_Problem requirements_
Print the entries below in their entirety, exactly as they are written.

---*---

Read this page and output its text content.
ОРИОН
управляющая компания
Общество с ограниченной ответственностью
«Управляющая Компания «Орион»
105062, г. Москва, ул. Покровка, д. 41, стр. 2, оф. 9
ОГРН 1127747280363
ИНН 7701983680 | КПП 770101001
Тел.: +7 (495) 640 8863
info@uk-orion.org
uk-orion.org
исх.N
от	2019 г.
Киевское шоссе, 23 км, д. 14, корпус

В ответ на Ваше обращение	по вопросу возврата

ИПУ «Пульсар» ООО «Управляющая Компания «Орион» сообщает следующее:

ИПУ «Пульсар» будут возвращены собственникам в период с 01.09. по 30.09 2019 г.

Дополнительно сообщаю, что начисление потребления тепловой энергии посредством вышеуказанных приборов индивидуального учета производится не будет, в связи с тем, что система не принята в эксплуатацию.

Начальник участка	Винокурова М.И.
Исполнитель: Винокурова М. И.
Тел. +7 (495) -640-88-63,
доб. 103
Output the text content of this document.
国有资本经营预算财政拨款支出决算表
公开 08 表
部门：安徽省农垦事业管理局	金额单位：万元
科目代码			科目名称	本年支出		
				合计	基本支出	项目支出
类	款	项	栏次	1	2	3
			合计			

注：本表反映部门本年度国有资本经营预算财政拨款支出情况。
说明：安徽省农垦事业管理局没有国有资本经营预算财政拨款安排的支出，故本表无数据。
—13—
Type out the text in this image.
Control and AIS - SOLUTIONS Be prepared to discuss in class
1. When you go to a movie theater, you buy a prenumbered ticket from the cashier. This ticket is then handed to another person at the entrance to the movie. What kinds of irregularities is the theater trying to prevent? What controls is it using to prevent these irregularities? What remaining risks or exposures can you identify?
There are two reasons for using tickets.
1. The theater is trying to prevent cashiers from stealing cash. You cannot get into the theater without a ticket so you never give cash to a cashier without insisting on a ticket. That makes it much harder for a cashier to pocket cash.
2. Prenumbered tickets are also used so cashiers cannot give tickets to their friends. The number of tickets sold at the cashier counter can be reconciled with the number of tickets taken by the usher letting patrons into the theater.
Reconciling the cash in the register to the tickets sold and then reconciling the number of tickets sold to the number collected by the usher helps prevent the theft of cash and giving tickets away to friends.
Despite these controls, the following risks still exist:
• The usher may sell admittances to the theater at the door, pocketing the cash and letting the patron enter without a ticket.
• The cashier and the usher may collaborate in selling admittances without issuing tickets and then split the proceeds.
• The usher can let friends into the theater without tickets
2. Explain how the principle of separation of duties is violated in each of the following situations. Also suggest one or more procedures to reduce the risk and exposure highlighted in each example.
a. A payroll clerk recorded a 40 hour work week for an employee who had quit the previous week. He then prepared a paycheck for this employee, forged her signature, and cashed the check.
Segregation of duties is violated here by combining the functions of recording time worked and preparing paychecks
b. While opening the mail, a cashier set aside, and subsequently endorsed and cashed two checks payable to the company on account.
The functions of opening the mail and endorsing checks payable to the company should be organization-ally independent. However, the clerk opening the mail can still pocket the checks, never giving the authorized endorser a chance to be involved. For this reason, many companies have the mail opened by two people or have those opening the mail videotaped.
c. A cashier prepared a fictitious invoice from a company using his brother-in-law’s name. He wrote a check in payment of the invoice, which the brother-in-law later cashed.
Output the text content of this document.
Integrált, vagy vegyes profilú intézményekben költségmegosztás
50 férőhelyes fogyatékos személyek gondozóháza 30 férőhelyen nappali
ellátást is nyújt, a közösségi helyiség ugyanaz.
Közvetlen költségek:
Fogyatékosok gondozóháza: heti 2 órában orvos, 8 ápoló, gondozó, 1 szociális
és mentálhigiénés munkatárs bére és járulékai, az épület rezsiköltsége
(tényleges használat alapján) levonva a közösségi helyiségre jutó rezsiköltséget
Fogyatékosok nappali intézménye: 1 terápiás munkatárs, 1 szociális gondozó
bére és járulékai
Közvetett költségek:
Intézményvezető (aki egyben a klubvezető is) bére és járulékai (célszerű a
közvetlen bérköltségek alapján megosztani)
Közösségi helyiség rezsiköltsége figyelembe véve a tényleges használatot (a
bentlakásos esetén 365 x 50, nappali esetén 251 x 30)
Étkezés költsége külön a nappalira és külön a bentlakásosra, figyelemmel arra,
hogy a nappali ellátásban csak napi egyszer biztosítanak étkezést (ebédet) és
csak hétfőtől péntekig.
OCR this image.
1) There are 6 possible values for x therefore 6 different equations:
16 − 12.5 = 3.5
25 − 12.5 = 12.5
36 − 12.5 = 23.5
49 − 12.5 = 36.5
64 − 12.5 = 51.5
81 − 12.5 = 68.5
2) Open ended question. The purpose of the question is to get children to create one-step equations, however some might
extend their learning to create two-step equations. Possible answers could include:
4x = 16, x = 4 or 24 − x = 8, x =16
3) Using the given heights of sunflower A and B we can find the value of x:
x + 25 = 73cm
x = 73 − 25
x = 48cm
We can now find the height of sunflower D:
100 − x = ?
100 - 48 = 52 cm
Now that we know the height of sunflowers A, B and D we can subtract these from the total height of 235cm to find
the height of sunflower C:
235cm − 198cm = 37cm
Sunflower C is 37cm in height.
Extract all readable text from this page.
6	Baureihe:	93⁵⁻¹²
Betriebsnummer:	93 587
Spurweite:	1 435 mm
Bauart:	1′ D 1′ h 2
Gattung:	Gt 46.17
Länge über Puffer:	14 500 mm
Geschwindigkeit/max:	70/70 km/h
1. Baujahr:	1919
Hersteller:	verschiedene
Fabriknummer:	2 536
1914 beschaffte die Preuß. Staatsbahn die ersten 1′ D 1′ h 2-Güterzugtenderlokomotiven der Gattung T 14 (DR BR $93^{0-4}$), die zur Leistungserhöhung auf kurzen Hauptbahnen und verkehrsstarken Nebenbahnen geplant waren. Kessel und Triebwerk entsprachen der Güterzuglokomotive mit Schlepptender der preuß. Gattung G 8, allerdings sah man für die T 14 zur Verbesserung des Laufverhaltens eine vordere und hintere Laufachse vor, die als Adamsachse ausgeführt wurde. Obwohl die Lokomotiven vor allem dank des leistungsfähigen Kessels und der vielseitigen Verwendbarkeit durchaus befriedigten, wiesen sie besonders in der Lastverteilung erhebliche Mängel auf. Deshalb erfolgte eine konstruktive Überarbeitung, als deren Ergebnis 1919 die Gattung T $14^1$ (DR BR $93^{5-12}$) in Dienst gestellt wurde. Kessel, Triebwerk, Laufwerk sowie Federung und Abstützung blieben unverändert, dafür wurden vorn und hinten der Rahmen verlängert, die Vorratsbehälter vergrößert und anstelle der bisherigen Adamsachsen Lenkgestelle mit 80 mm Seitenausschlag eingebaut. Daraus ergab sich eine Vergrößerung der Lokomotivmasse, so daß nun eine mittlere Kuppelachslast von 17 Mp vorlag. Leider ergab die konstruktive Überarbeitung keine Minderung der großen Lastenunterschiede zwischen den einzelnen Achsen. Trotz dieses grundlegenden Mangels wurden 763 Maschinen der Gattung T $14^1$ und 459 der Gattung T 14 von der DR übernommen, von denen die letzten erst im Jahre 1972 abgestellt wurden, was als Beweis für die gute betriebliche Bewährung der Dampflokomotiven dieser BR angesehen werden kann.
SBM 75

---*---

_Result of the exercise_
Read this page and output its text content.
ОРИОН
управляющая компания
Общество с ограниченной ответственностью
«Управляющая Компания «Орион»
105062, г. Москва, ул. Покровка, д. 41, стр. 2, оф. 9
ОГРН 1127747280363
ИНН 7701983680 | КПП 770101001
Тел.: +7 (495) 640 8863
info@uk-orion.org
uk-orion.org
исх.N
от	2019 г.
Киевское шоссе, 23 км, д. 14, корпус

В ответ на Ваше обращение	по вопросу возврата

ИПУ «Пульсар» ООО «Управляющая Компания «Орион» сообщает следующее:

ИПУ «Пульсар» будут возвращены собственникам в период с 01.09. по 30.09 2019 г.

Дополнительно сообщаю, что начисление потребления тепловой энергии посредством вышеуказанных приборов индивидуального учета производится не будет, в связи с тем, что система не принята в эксплуатацию.

Начальник участка	Винокурова М.И.
Исполнитель: Винокурова М. И.
Тел. +7 (495) -640-88-63,
доб. 103
Output the text content of this document.
国有资本经营预算财政拨款支出决算表
公开 08 表
部门：安徽省农垦事业管理局	金额单位：万元
科目代码			科目名称	本年支出		
				合计	基本支出	项目支出
类	款	项	栏次	1	2	3
			合计			

注：本表反映部门本年度国有资本经营预算财政拨款支出情况。
说明：安徽省农垦事业管理局没有国有资本经营预算财政拨款安排的支出，故本表无数据。
—13—
Type out the text in this image.
Control and AIS - SOLUTIONS Be prepared to discuss in class
1. When you go to a movie theater, you buy a prenumbered ticket from the cashier. This ticket is then handed to another person at the entrance to the movie. What kinds of irregularities is the theater trying to prevent? What controls is it using to prevent these irregularities? What remaining risks or exposures can you identify?
There are two reasons for using tickets.
1. The theater is trying to prevent cashiers from stealing cash. You cannot get into the theater without a ticket so you never give cash to a cashier without insisting on a ticket. That makes it much harder for a cashier to pocket cash.
2. Prenumbered tickets are also used so cashiers cannot give tickets to their friends. The number of tickets sold at the cashier counter can be reconciled with the number of tickets taken by the usher letting patrons into the theater.
Reconciling the cash in the register to the tickets sold and then reconciling the number of tickets sold to the number collected by the usher helps prevent the theft of cash and giving tickets away to friends.
Despite these controls, the following risks still exist:
• The usher may sell admittances to the theater at the door, pocketing the cash and letting the patron enter without a ticket.
• The cashier and the usher may collaborate in selling admittances without issuing tickets and then split the proceeds.
• The usher can let friends into the theater without tickets
2. Explain how the principle of separation of duties is violated in each of the following situations. Also suggest one or more procedures to reduce the risk and exposure highlighted in each example.
a. A payroll clerk recorded a 40 hour work week for an employee who had quit the previous week. He then prepared a paycheck for this employee, forged her signature, and cashed the check.
Segregation of duties is violated here by combining the functions of recording time worked and preparing paychecks
b. While opening the mail, a cashier set aside, and subsequently endorsed and cashed two checks payable to the company on account.
The functions of opening the mail and endorsing checks payable to the company should be organization-ally independent. However, the clerk opening the mail can still pocket the checks, never giving the authorized endorser a chance to be involved. For this reason, many companies have the mail opened by two people or have those opening the mail videotaped.
c. A cashier prepared a fictitious invoice from a company using his brother-in-law’s name. He wrote a check in payment of the invoice, which the brother-in-law later cashed.
Output the text content of this document.
Integrált, vagy vegyes profilú intézményekben költségmegosztás
50 férőhelyes fogyatékos személyek gondozóháza 30 férőhelyen nappali
ellátást is nyújt, a közösségi helyiség ugyanaz.
Közvetlen költségek:
Fogyatékosok gondozóháza: heti 2 órában orvos, 8 ápoló, gondozó, 1 szociális
és mentálhigiénés munkatárs bére és járulékai, az épület rezsiköltsége
(tényleges használat alapján) levonva a közösségi helyiségre jutó rezsiköltséget
Fogyatékosok nappali intézménye: 1 terápiás munkatárs, 1 szociális gondozó
bére és járulékai
Közvetett költségek:
Intézményvezető (aki egyben a klubvezető is) bére és járulékai (célszerű a
közvetlen bérköltségek alapján megosztani)
Közösségi helyiség rezsiköltsége figyelembe véve a tényleges használatot (a
bentlakásos esetén 365 x 50, nappali esetén 251 x 30)
Étkezés költsége külön a nappalira és külön a bentlakásosra, figyelemmel arra,
hogy a nappali ellátásban csak napi egyszer biztosítanak étkezést (ebédet) és
csak hétfőtől péntekig.
OCR this image.
1) There are 6 possible values for x therefore 6 different equations:
16 − 12.5 = 3.5
25 − 12.5 = 12.5
36 − 12.5 = 23.5
49 − 12.5 = 36.5
64 − 12.5 = 51.5
81 − 12.5 = 68.5
2) Open ended question. The purpose of the question is to get children to create one-step equations, however some might
extend their learning to create two-step equations. Possible answers could include:
4x = 16, x = 4 or 24 − x = 8, x =16
3) Using the given heights of sunflower A and B we can find the value of x:
x + 25 = 73cm
x = 73 − 25
x = 48cm
We can now find the height of sunflower D:
100 − x = ?
100 - 48 = 52 cm
Now that we know the height of sunflowers A, B and D we can subtract these from the total height of 235cm to find
the height of sunflower C:
235cm − 198cm = 37cm
Sunflower C is 37cm in height.
Extract all readable text from this page.
6	Baureihe:	93⁵⁻¹²
Betriebsnummer:	93 587
Spurweite:	1 435 mm
Bauart:	1′ D 1′ h 2
Gattung:	Gt 46.17
Länge über Puffer:	14 500 mm
Geschwindigkeit/max:	70/70 km/h
1. Baujahr:	1919
Hersteller:	verschiedene
Fabriknummer:	2 536
1914 beschaffte die Preuß. Staatsbahn die ersten 1′ D 1′ h 2-Güterzugtenderlokomotiven der Gattung T 14 (DR BR $93^{0-4}$), die zur Leistungserhöhung auf kurzen Hauptbahnen und verkehrsstarken Nebenbahnen geplant waren. Kessel und Triebwerk entsprachen der Güterzuglokomotive mit Schlepptender der preuß. Gattung G 8, allerdings sah man für die T 14 zur Verbesserung des Laufverhaltens eine vordere und hintere Laufachse vor, die als Adamsachse ausgeführt wurde. Obwohl die Lokomotiven vor allem dank des leistungsfähigen Kessels und der vielseitigen Verwendbarkeit durchaus befriedigten, wiesen sie besonders in der Lastverteilung erhebliche Mängel auf. Deshalb erfolgte eine konstruktive Überarbeitung, als deren Ergebnis 1919 die Gattung T $14^1$ (DR BR $93^{5-12}$) in Dienst gestellt wurde. Kessel, Triebwerk, Laufwerk sowie Federung und Abstützung blieben unverändert, dafür wurden vorn und hinten der Rahmen verlängert, die Vorratsbehälter vergrößert und anstelle der bisherigen Adamsachsen Lenkgestelle mit 80 mm Seitenausschlag eingebaut. Daraus ergab sich eine Vergrößerung der Lokomotivmasse, so daß nun eine mittlere Kuppelachslast von 17 Mp vorlag. Leider ergab die konstruktive Überarbeitung keine Minderung der großen Lastenunterschiede zwischen den einzelnen Achsen. Trotz dieses grundlegenden Mangels wurden 763 Maschinen der Gattung T $14^1$ und 459 der Gattung T 14 von der DR übernommen, von denen die letzten erst im Jahre 1972 abgestellt wurden, was als Beweis für die gute betriebliche Bewährung der Dampflokomotiven dieser BR angesehen werden kann.
SBM 75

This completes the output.